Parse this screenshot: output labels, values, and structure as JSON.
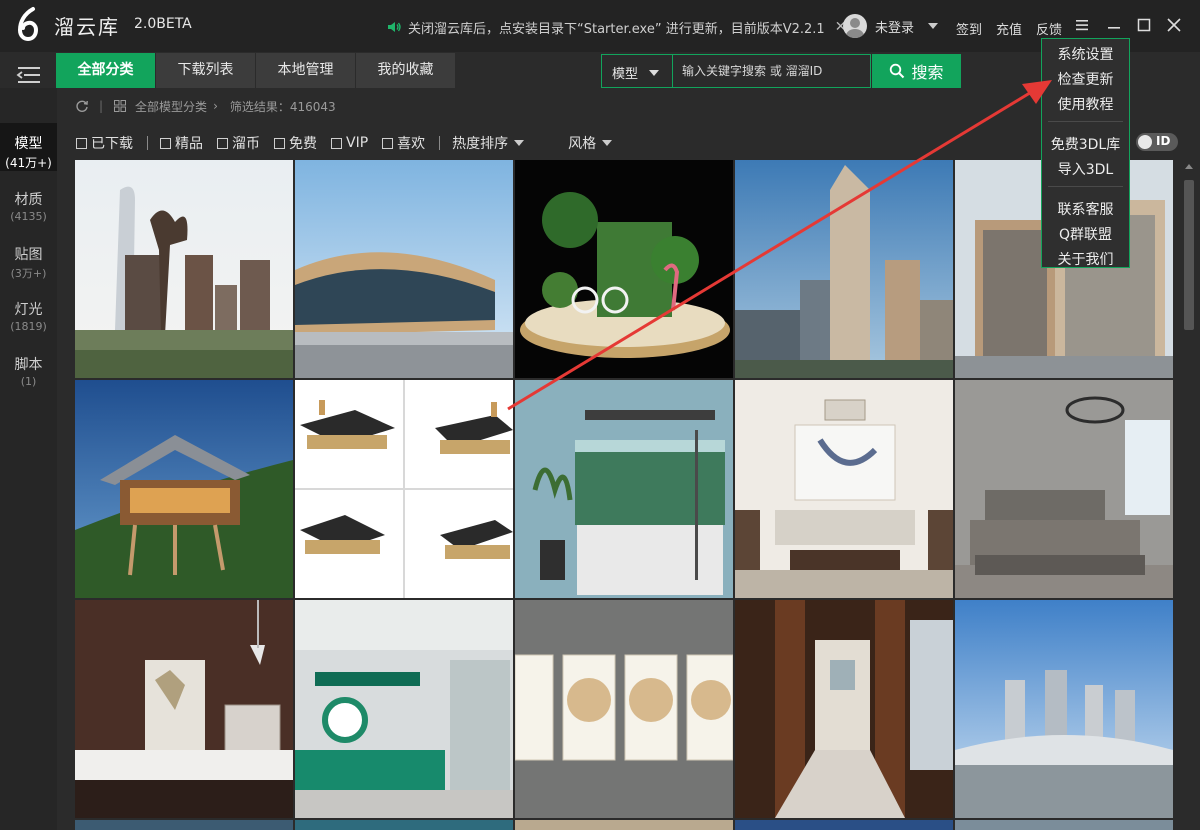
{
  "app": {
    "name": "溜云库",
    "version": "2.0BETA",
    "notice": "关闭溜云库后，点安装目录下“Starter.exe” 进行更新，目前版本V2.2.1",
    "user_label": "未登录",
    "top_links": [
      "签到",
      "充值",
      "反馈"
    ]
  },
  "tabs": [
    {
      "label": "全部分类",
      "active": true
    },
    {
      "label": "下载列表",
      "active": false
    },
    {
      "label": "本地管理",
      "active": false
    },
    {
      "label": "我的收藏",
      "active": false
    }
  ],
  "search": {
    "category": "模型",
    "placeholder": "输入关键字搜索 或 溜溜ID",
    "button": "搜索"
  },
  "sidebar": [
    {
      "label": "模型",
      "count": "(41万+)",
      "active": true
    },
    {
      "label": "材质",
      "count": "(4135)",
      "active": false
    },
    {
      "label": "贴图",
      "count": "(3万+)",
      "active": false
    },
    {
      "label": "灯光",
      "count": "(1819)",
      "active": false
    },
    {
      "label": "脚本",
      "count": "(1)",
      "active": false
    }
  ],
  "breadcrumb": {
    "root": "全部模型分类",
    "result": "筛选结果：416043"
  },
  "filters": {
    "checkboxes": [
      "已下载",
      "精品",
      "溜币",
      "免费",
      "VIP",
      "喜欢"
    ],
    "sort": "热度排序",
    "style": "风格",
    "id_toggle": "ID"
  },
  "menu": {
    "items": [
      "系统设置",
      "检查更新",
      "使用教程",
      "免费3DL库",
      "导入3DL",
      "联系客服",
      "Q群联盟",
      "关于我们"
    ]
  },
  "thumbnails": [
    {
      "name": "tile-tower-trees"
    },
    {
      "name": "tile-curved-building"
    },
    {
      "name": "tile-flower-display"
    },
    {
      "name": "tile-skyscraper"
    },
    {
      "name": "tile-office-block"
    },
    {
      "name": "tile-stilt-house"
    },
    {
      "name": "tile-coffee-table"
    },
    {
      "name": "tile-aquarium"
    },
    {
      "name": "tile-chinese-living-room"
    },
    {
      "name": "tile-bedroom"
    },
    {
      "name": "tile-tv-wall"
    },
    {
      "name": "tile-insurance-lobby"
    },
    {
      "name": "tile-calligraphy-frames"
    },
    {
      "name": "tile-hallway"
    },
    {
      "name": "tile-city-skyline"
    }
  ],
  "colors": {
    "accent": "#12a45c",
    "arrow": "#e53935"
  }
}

_ _ _ _ _ _ _

* TASK INSTRUCTIONS: Quote the full listing above word for word; exclude every picture from the copy.

* WORKED ANSWER:
Parse this screenshot: output labels, values, and structure as JSON.
{
  "app": {
    "name": "溜云库",
    "version": "2.0BETA",
    "notice": "关闭溜云库后，点安装目录下“Starter.exe” 进行更新，目前版本V2.2.1",
    "user_label": "未登录",
    "top_links": [
      "签到",
      "充值",
      "反馈"
    ]
  },
  "tabs": [
    {
      "label": "全部分类",
      "active": true
    },
    {
      "label": "下载列表",
      "active": false
    },
    {
      "label": "本地管理",
      "active": false
    },
    {
      "label": "我的收藏",
      "active": false
    }
  ],
  "search": {
    "category": "模型",
    "placeholder": "输入关键字搜索 或 溜溜ID",
    "button": "搜索"
  },
  "sidebar": [
    {
      "label": "模型",
      "count": "(41万+)",
      "active": true
    },
    {
      "label": "材质",
      "count": "(4135)",
      "active": false
    },
    {
      "label": "贴图",
      "count": "(3万+)",
      "active": false
    },
    {
      "label": "灯光",
      "count": "(1819)",
      "active": false
    },
    {
      "label": "脚本",
      "count": "(1)",
      "active": false
    }
  ],
  "breadcrumb": {
    "root": "全部模型分类",
    "result": "筛选结果：416043"
  },
  "filters": {
    "checkboxes": [
      "已下载",
      "精品",
      "溜币",
      "免费",
      "VIP",
      "喜欢"
    ],
    "sort": "热度排序",
    "style": "风格",
    "id_toggle": "ID"
  },
  "menu": {
    "items": [
      "系统设置",
      "检查更新",
      "使用教程",
      "免费3DL库",
      "导入3DL",
      "联系客服",
      "Q群联盟",
      "关于我们"
    ]
  },
  "thumbnails": [
    {
      "name": "tile-tower-trees"
    },
    {
      "name": "tile-curved-building"
    },
    {
      "name": "tile-flower-display"
    },
    {
      "name": "tile-skyscraper"
    },
    {
      "name": "tile-office-block"
    },
    {
      "name": "tile-stilt-house"
    },
    {
      "name": "tile-coffee-table"
    },
    {
      "name": "tile-aquarium"
    },
    {
      "name": "tile-chinese-living-room"
    },
    {
      "name": "tile-bedroom"
    },
    {
      "name": "tile-tv-wall"
    },
    {
      "name": "tile-insurance-lobby"
    },
    {
      "name": "tile-calligraphy-frames"
    },
    {
      "name": "tile-hallway"
    },
    {
      "name": "tile-city-skyline"
    }
  ],
  "colors": {
    "accent": "#12a45c",
    "arrow": "#e53935"
  }
}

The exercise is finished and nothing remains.